### Given instruction
Output the material word for word. Leave each picture out.

### Data provided
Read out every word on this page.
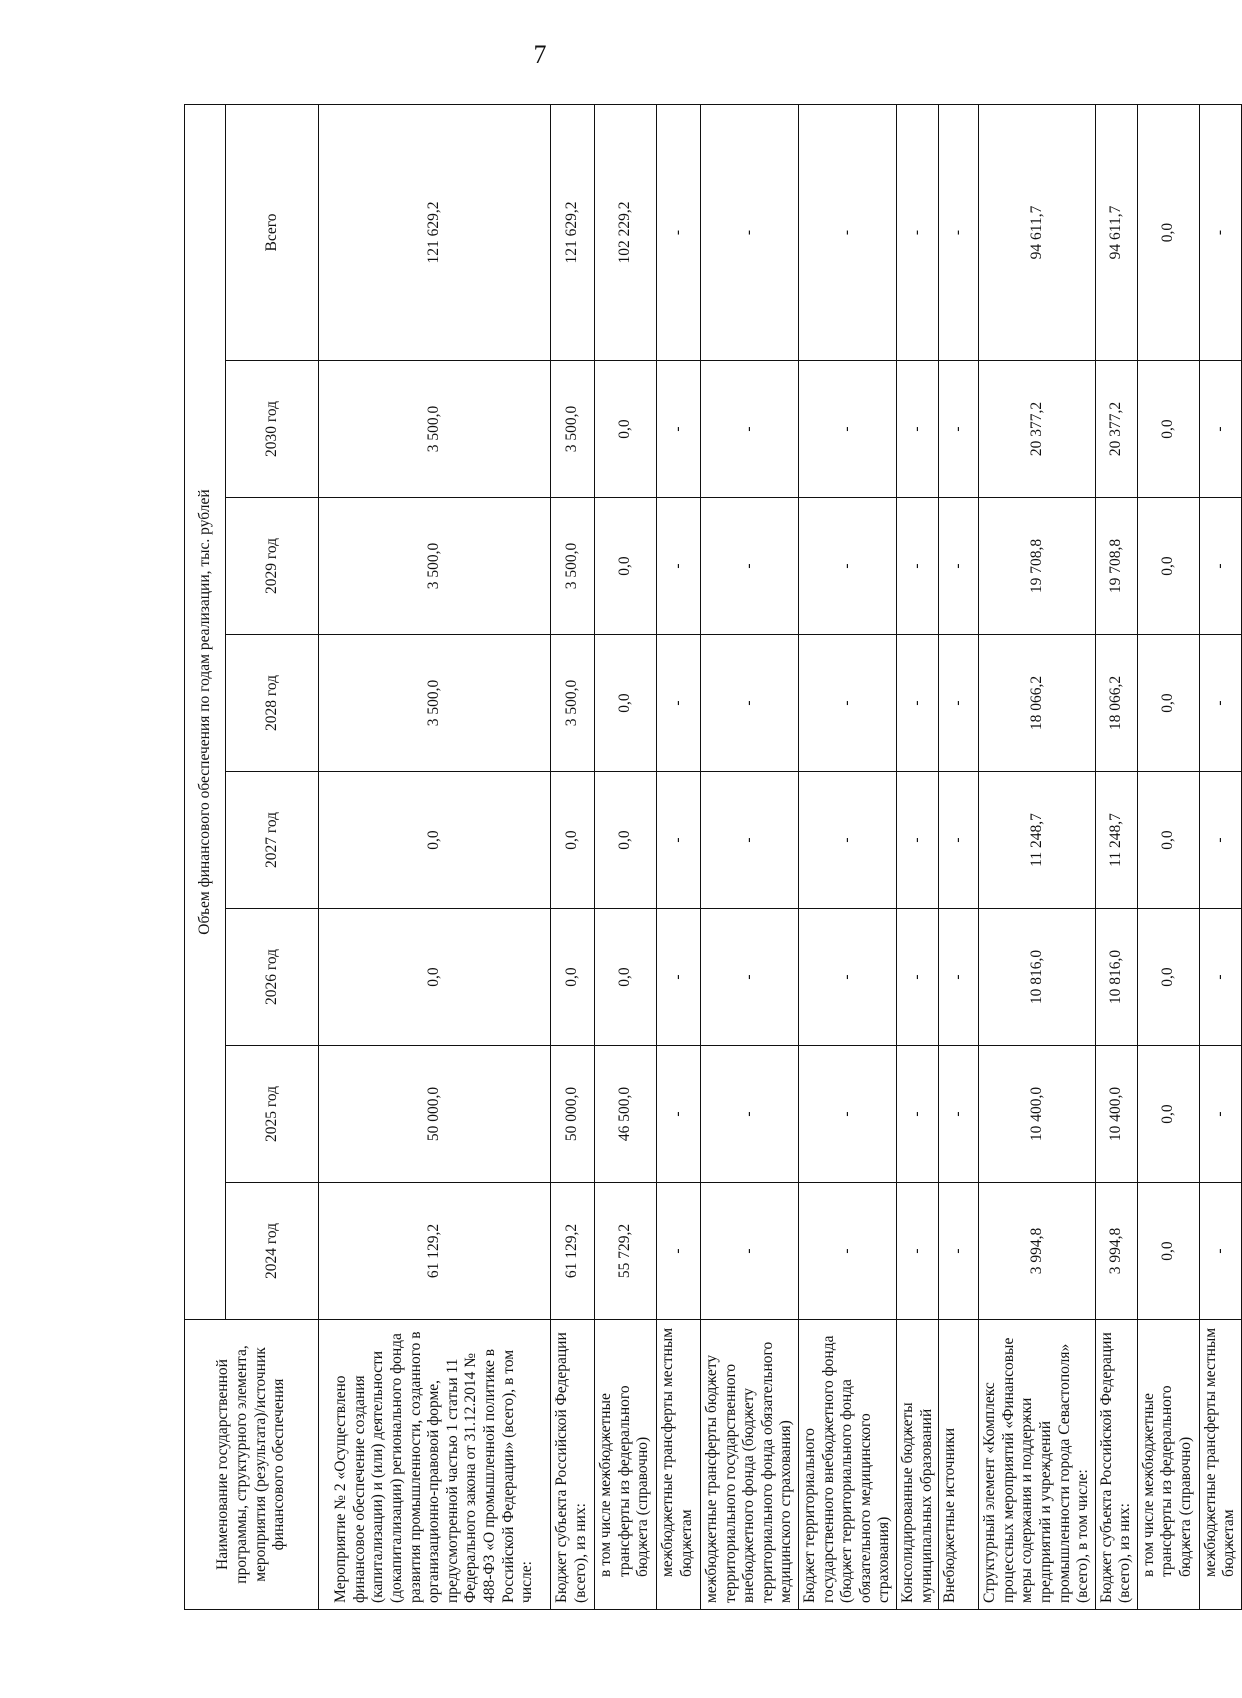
7
Наименование государственной программы, структурного элемента, мероприятия (результата)/источник финансового обеспечения	Объем финансового обеспечения по годам реализации, тыс. рублей							
	2024 год	2025 год	2026 год	2027 год	2028 год	2029 год	2030 год	Всего
Мероприятие № 2 «Осуществлено финансовое обеспечение создания (капитализации) и (или) деятельности (докапитализации) регионального фонда развития промышленности, созданного в организационно-правовой форме, предусмотренной частью 1 статьи 11 Федерального закона от 31.12.2014 № 488-ФЗ «О промышленной политике в Российской Федерации» (всего), в том числе:	61 129,2	50 000,0	0,0	0,0	3 500,0	3 500,0	3 500,0	121 629,2
Бюджет субъекта Российской Федерации (всего), из них:	61 129,2	50 000,0	0,0	0,0	3 500,0	3 500,0	3 500,0	121 629,2
в том числе межбюджетные трансферты из федерального бюджета (справочно)	55 729,2	46 500,0	0,0	0,0	0,0	0,0	0,0	102 229,2
межбюджетные трансферты местным бюджетам	-	-	-	-	-	-	-	-
межбюджетные трансферты бюджету территориального государственного внебюджетного фонда (бюджету территориального фонда обязательного медицинского страхования)	-	-	-	-	-	-	-	-
Бюджет территориального государственного внебюджетного фонда (бюджет территориального фонда обязательного медицинского страхования)	-	-	-	-	-	-	-	-
Консолидированные бюджеты муниципальных образований	-	-	-	-	-	-	-	-
Внебюджетные источники	-	-	-	-	-	-	-	-
Структурный элемент «Комплекс процессных мероприятий «Финансовые меры содержания и поддержки предприятий и учреждений промышленности города Севастополя» (всего), в том числе:	3 994,8	10 400,0	10 816,0	11 248,7	18 066,2	19 708,8	20 377,2	94 611,7
Бюджет субъекта Российской Федерации (всего), из них:	3 994,8	10 400,0	10 816,0	11 248,7	18 066,2	19 708,8	20 377,2	94 611,7
в том числе межбюджетные трансферты из федерального бюджета (справочно)	0,0	0,0	0,0	0,0	0,0	0,0	0,0	0,0
межбюджетные трансферты местным бюджетам	-	-	-	-	-	-	-	-
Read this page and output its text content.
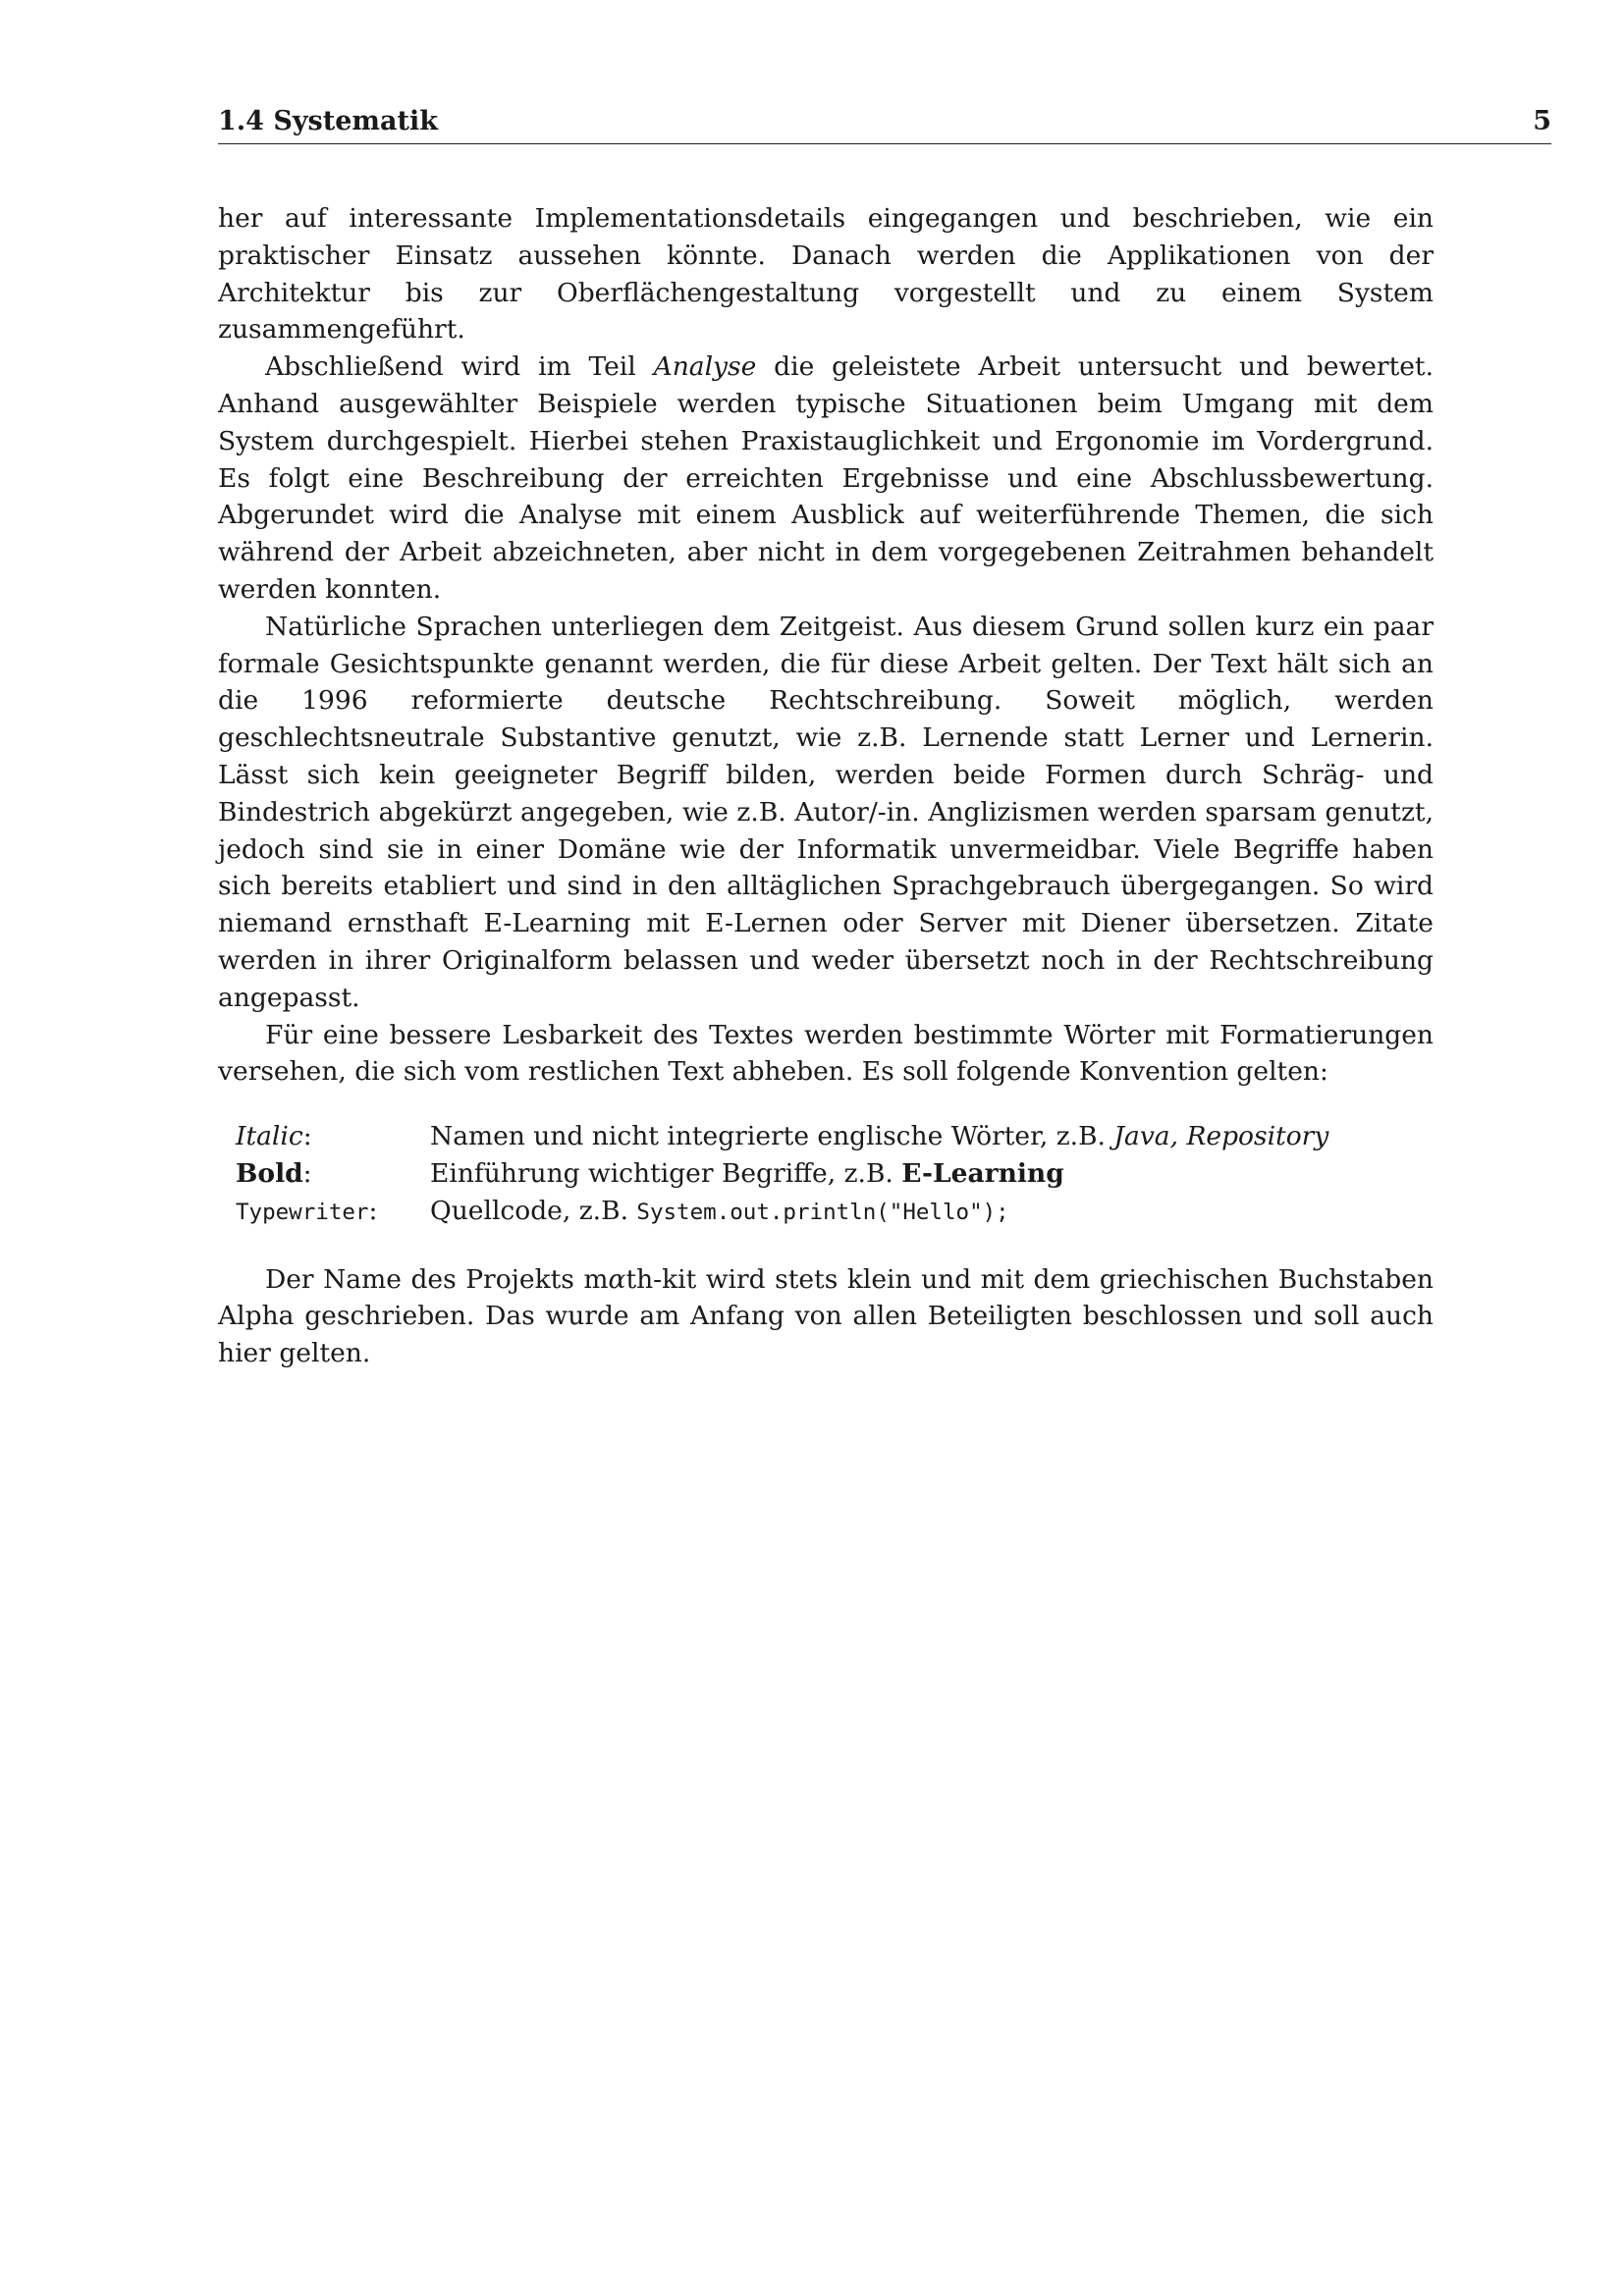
1.4 Systematik	5

her auf interessante Implementationsdetails eingegangen und beschrieben, wie ein praktischer Einsatz aussehen könnte. Danach werden die Applikationen von der Architektur bis zur Oberflächengestaltung vorgestellt und zu einem System zusammengeführt.

Abschließend wird im Teil Analyse die geleistete Arbeit untersucht und bewertet. Anhand ausgewählter Beispiele werden typische Situationen beim Umgang mit dem System durchgespielt. Hierbei stehen Praxistauglichkeit und Ergonomie im Vordergrund. Es folgt eine Beschreibung der erreichten Ergebnisse und eine Abschlussbewertung. Abgerundet wird die Analyse mit einem Ausblick auf weiterführende Themen, die sich während der Arbeit abzeichneten, aber nicht in dem vorgegebenen Zeitrahmen behandelt werden konnten.

Natürliche Sprachen unterliegen dem Zeitgeist. Aus diesem Grund sollen kurz ein paar formale Gesichtspunkte genannt werden, die für diese Arbeit gelten. Der Text hält sich an die 1996 reformierte deutsche Rechtschreibung. Soweit möglich, werden geschlechtsneutrale Substantive genutzt, wie z.B. Lernende statt Lerner und Lernerin. Lässt sich kein geeigneter Begriff bilden, werden beide Formen durch Schräg- und Bindestrich abgekürzt angegeben, wie z.B. Autor/-in. Anglizismen werden sparsam genutzt, jedoch sind sie in einer Domäne wie der Informatik unvermeidbar. Viele Begriffe haben sich bereits etabliert und sind in den alltäglichen Sprachgebrauch übergegangen. So wird niemand ernsthaft E-Learning mit E-Lernen oder Server mit Diener übersetzen. Zitate werden in ihrer Originalform belassen und weder übersetzt noch in der Rechtschreibung angepasst.

Für eine bessere Lesbarkeit des Textes werden bestimmte Wörter mit Formatierungen versehen, die sich vom restlichen Text abheben. Es soll folgende Konvention gelten:

Italic:	Namen und nicht integrierte englische Wörter, z.B. Java, Repository
Bold:	Einführung wichtiger Begriffe, z.B. E-Learning
Typewriter:	Quellcode, z.B. System.out.println("Hello");

Der Name des Projekts mαth-kit wird stets klein und mit dem griechischen Buchstaben Alpha geschrieben. Das wurde am Anfang von allen Beteiligten beschlossen und soll auch hier gelten.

### Result of this task
Read out every word on this page.
7
Наименование государственной программы, структурного элемента, мероприятия (результата)/источник финансового обеспечения	Объем финансового обеспечения по годам реализации, тыс. рублей							
	2024 год	2025 год	2026 год	2027 год	2028 год	2029 год	2030 год	Всего
Мероприятие № 2 «Осуществлено финансовое обеспечение создания (капитализации) и (или) деятельности (докапитализации) регионального фонда развития промышленности, созданного в организационно-правовой форме, предусмотренной частью 1 статьи 11 Федерального закона от 31.12.2014 № 488-ФЗ «О промышленной политике в Российской Федерации» (всего), в том числе:	61 129,2	50 000,0	0,0	0,0	3 500,0	3 500,0	3 500,0	121 629,2
Бюджет субъекта Российской Федерации (всего), из них:	61 129,2	50 000,0	0,0	0,0	3 500,0	3 500,0	3 500,0	121 629,2
в том числе межбюджетные трансферты из федерального бюджета (справочно)	55 729,2	46 500,0	0,0	0,0	0,0	0,0	0,0	102 229,2
межбюджетные трансферты местным бюджетам	-	-	-	-	-	-	-	-
межбюджетные трансферты бюджету территориального государственного внебюджетного фонда (бюджету территориального фонда обязательного медицинского страхования)	-	-	-	-	-	-	-	-
Бюджет территориального государственного внебюджетного фонда (бюджет территориального фонда обязательного медицинского страхования)	-	-	-	-	-	-	-	-
Консолидированные бюджеты муниципальных образований	-	-	-	-	-	-	-	-
Внебюджетные источники	-	-	-	-	-	-	-	-
Структурный элемент «Комплекс процессных мероприятий «Финансовые меры содержания и поддержки предприятий и учреждений промышленности города Севастополя» (всего), в том числе:	3 994,8	10 400,0	10 816,0	11 248,7	18 066,2	19 708,8	20 377,2	94 611,7
Бюджет субъекта Российской Федерации (всего), из них:	3 994,8	10 400,0	10 816,0	11 248,7	18 066,2	19 708,8	20 377,2	94 611,7
в том числе межбюджетные трансферты из федерального бюджета (справочно)	0,0	0,0	0,0	0,0	0,0	0,0	0,0	0,0
межбюджетные трансферты местным бюджетам	-	-	-	-	-	-	-	-
Read this page and output its text content.
1.4 Systematik	5

her auf interessante Implementationsdetails eingegangen und beschrieben, wie ein praktischer Einsatz aussehen könnte. Danach werden die Applikationen von der Architektur bis zur Oberflächengestaltung vorgestellt und zu einem System zusammengeführt.

Abschließend wird im Teil Analyse die geleistete Arbeit untersucht und bewertet. Anhand ausgewählter Beispiele werden typische Situationen beim Umgang mit dem System durchgespielt. Hierbei stehen Praxistauglichkeit und Ergonomie im Vordergrund. Es folgt eine Beschreibung der erreichten Ergebnisse und eine Abschlussbewertung. Abgerundet wird die Analyse mit einem Ausblick auf weiterführende Themen, die sich während der Arbeit abzeichneten, aber nicht in dem vorgegebenen Zeitrahmen behandelt werden konnten.

Natürliche Sprachen unterliegen dem Zeitgeist. Aus diesem Grund sollen kurz ein paar formale Gesichtspunkte genannt werden, die für diese Arbeit gelten. Der Text hält sich an die 1996 reformierte deutsche Rechtschreibung. Soweit möglich, werden geschlechtsneutrale Substantive genutzt, wie z.B. Lernende statt Lerner und Lernerin. Lässt sich kein geeigneter Begriff bilden, werden beide Formen durch Schräg- und Bindestrich abgekürzt angegeben, wie z.B. Autor/-in. Anglizismen werden sparsam genutzt, jedoch sind sie in einer Domäne wie der Informatik unvermeidbar. Viele Begriffe haben sich bereits etabliert und sind in den alltäglichen Sprachgebrauch übergegangen. So wird niemand ernsthaft E-Learning mit E-Lernen oder Server mit Diener übersetzen. Zitate werden in ihrer Originalform belassen und weder übersetzt noch in der Rechtschreibung angepasst.

Für eine bessere Lesbarkeit des Textes werden bestimmte Wörter mit Formatierungen versehen, die sich vom restlichen Text abheben. Es soll folgende Konvention gelten:

Italic:	Namen und nicht integrierte englische Wörter, z.B. Java, Repository
Bold:	Einführung wichtiger Begriffe, z.B. E-Learning
Typewriter:	Quellcode, z.B. System.out.println("Hello");

Der Name des Projekts mαth-kit wird stets klein und mit dem griechischen Buchstaben Alpha geschrieben. Das wurde am Anfang von allen Beteiligten beschlossen und soll auch hier gelten.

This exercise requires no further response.